Each entry below should be written out exactly as it is, with no pictures.

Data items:
:::

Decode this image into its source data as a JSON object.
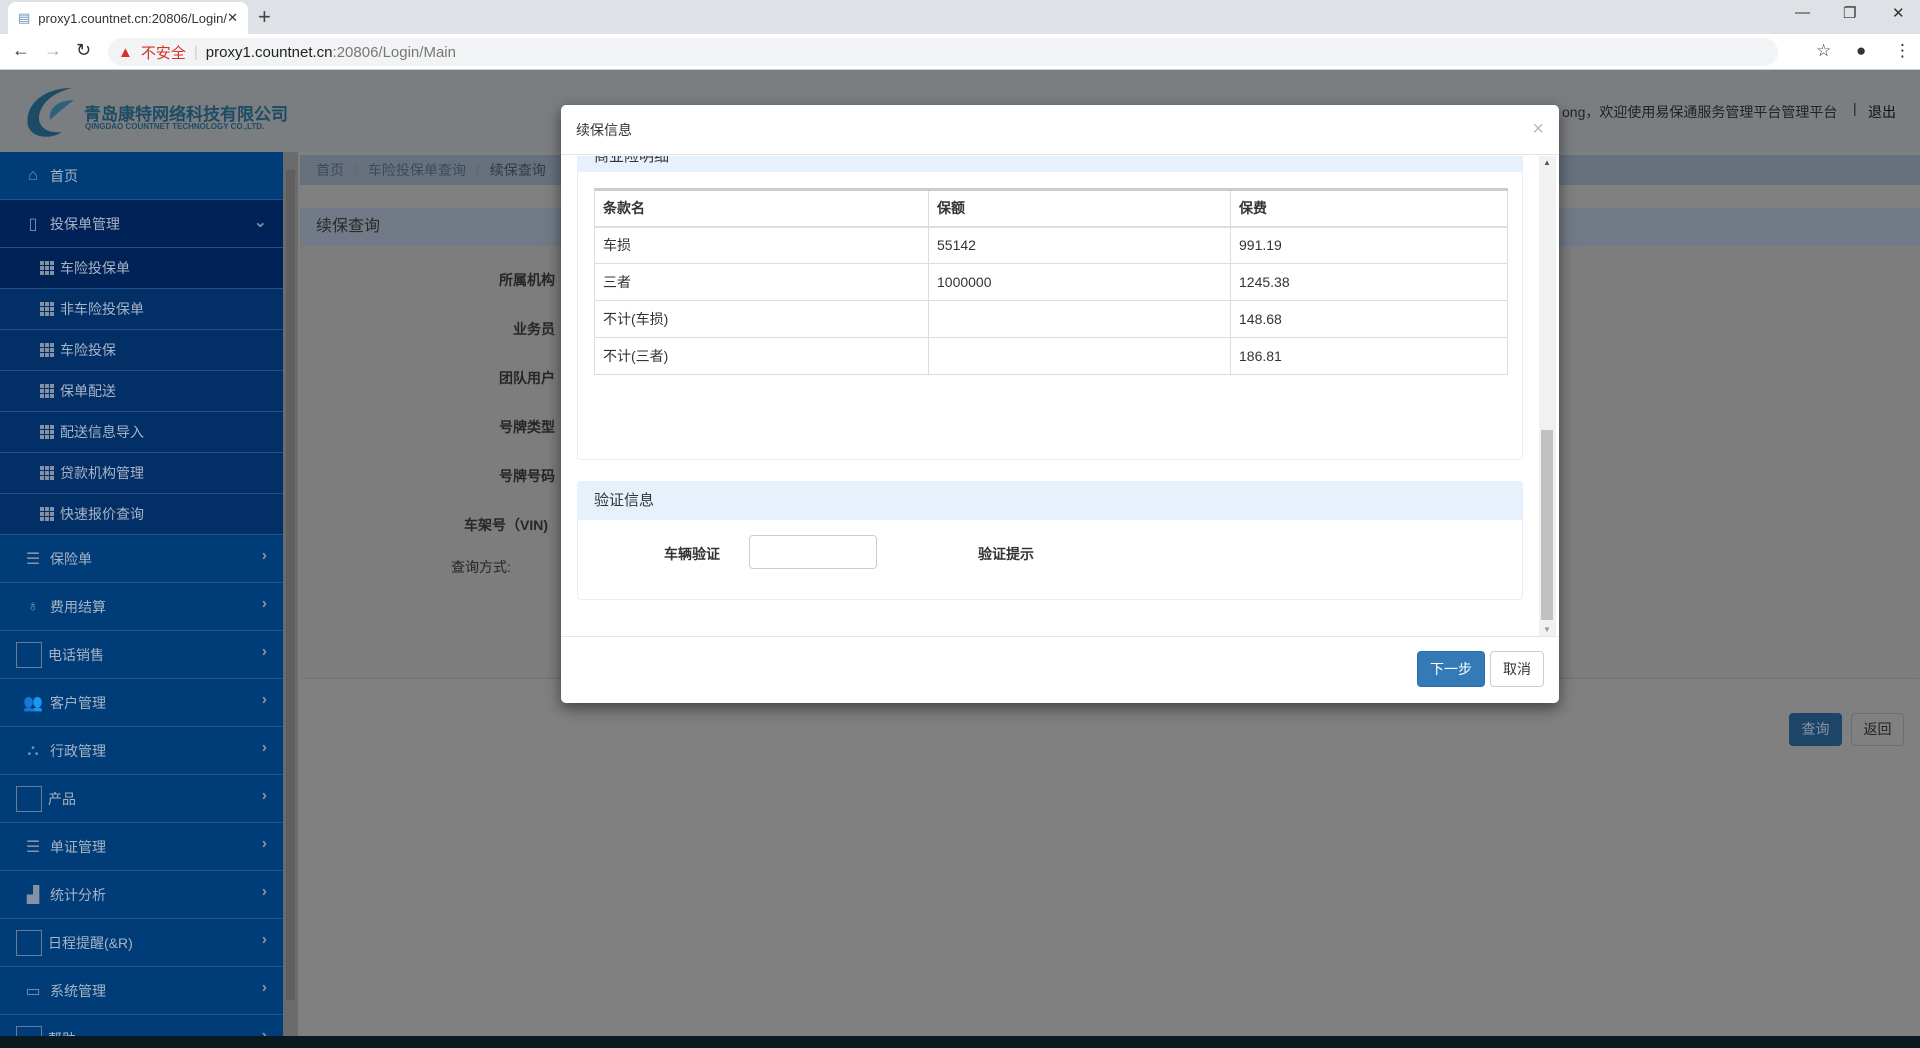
{
  "browser": {
    "tab_title": "proxy1.countnet.cn:20806/Login/Main",
    "insecure_label": "不安全",
    "url_host": "proxy1.countnet.cn",
    "url_rest": ":20806/Login/Main"
  },
  "header": {
    "company_cn": "青岛康特网络科技有限公司",
    "company_en": "QINGDAO COUNTNET TECHNOLOGY CO.,LTD.",
    "welcome": "ong，欢迎使用易保通服务管理平台管理平台",
    "logout": "退出"
  },
  "sidebar": {
    "home": "首页",
    "group_open": "投保单管理",
    "sub_items": [
      "车险投保单",
      "非车险投保单",
      "车险投保",
      "保单配送",
      "配送信息导入",
      "贷款机构管理",
      "快速报价查询"
    ],
    "items": [
      {
        "label": "保险单",
        "icon": "list-icon"
      },
      {
        "label": "费用结算",
        "icon": "money-bag-icon"
      },
      {
        "label": "电话销售",
        "icon": "empty-icon"
      },
      {
        "label": "客户管理",
        "icon": "users-icon"
      },
      {
        "label": "行政管理",
        "icon": "group-icon"
      },
      {
        "label": "产品",
        "icon": "empty-icon"
      },
      {
        "label": "单证管理",
        "icon": "list-icon"
      },
      {
        "label": "统计分析",
        "icon": "chart-icon"
      },
      {
        "label": "日程提醒(&R)",
        "icon": "empty-icon"
      },
      {
        "label": "系统管理",
        "icon": "laptop-icon"
      },
      {
        "label": "帮助",
        "icon": "empty-icon"
      }
    ]
  },
  "breadcrumb": [
    "首页",
    "车险投保单查询",
    "续保查询"
  ],
  "panel": {
    "title": "续保查询",
    "labels": [
      "所属机构",
      "业务员",
      "团队用户",
      "号牌类型",
      "号牌号码",
      "车架号（VIN)",
      "查询方式:"
    ],
    "query": "查询",
    "back": "返回"
  },
  "modal": {
    "title": "续保信息",
    "section1": "商业险明细",
    "columns": [
      "条款名",
      "保额",
      "保费"
    ],
    "rows": [
      [
        "车损",
        "55142",
        "991.19"
      ],
      [
        "三者",
        "1000000",
        "1245.38"
      ],
      [
        "不计(车损)",
        "",
        "148.68"
      ],
      [
        "不计(三者)",
        "",
        "186.81"
      ]
    ],
    "section2": "验证信息",
    "verify_label": "车辆验证",
    "verify_value": "",
    "hint_label": "验证提示",
    "next": "下一步",
    "cancel": "取消"
  }
}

:::

Task result:
Decode this image into its source data as a JSON object.
{
  "browser": {
    "tab_title": "proxy1.countnet.cn:20806/Login/Main",
    "insecure_label": "不安全",
    "url_host": "proxy1.countnet.cn",
    "url_rest": ":20806/Login/Main"
  },
  "header": {
    "company_cn": "青岛康特网络科技有限公司",
    "company_en": "QINGDAO COUNTNET TECHNOLOGY CO.,LTD.",
    "welcome": "ong，欢迎使用易保通服务管理平台管理平台",
    "logout": "退出"
  },
  "sidebar": {
    "home": "首页",
    "group_open": "投保单管理",
    "sub_items": [
      "车险投保单",
      "非车险投保单",
      "车险投保",
      "保单配送",
      "配送信息导入",
      "贷款机构管理",
      "快速报价查询"
    ],
    "items": [
      {
        "label": "保险单",
        "icon": "list-icon"
      },
      {
        "label": "费用结算",
        "icon": "money-bag-icon"
      },
      {
        "label": "电话销售",
        "icon": "empty-icon"
      },
      {
        "label": "客户管理",
        "icon": "users-icon"
      },
      {
        "label": "行政管理",
        "icon": "group-icon"
      },
      {
        "label": "产品",
        "icon": "empty-icon"
      },
      {
        "label": "单证管理",
        "icon": "list-icon"
      },
      {
        "label": "统计分析",
        "icon": "chart-icon"
      },
      {
        "label": "日程提醒(&R)",
        "icon": "empty-icon"
      },
      {
        "label": "系统管理",
        "icon": "laptop-icon"
      },
      {
        "label": "帮助",
        "icon": "empty-icon"
      }
    ]
  },
  "breadcrumb": [
    "首页",
    "车险投保单查询",
    "续保查询"
  ],
  "panel": {
    "title": "续保查询",
    "labels": [
      "所属机构",
      "业务员",
      "团队用户",
      "号牌类型",
      "号牌号码",
      "车架号（VIN)",
      "查询方式:"
    ],
    "query": "查询",
    "back": "返回"
  },
  "modal": {
    "title": "续保信息",
    "section1": "商业险明细",
    "columns": [
      "条款名",
      "保额",
      "保费"
    ],
    "rows": [
      [
        "车损",
        "55142",
        "991.19"
      ],
      [
        "三者",
        "1000000",
        "1245.38"
      ],
      [
        "不计(车损)",
        "",
        "148.68"
      ],
      [
        "不计(三者)",
        "",
        "186.81"
      ]
    ],
    "section2": "验证信息",
    "verify_label": "车辆验证",
    "verify_value": "",
    "hint_label": "验证提示",
    "next": "下一步",
    "cancel": "取消"
  }
}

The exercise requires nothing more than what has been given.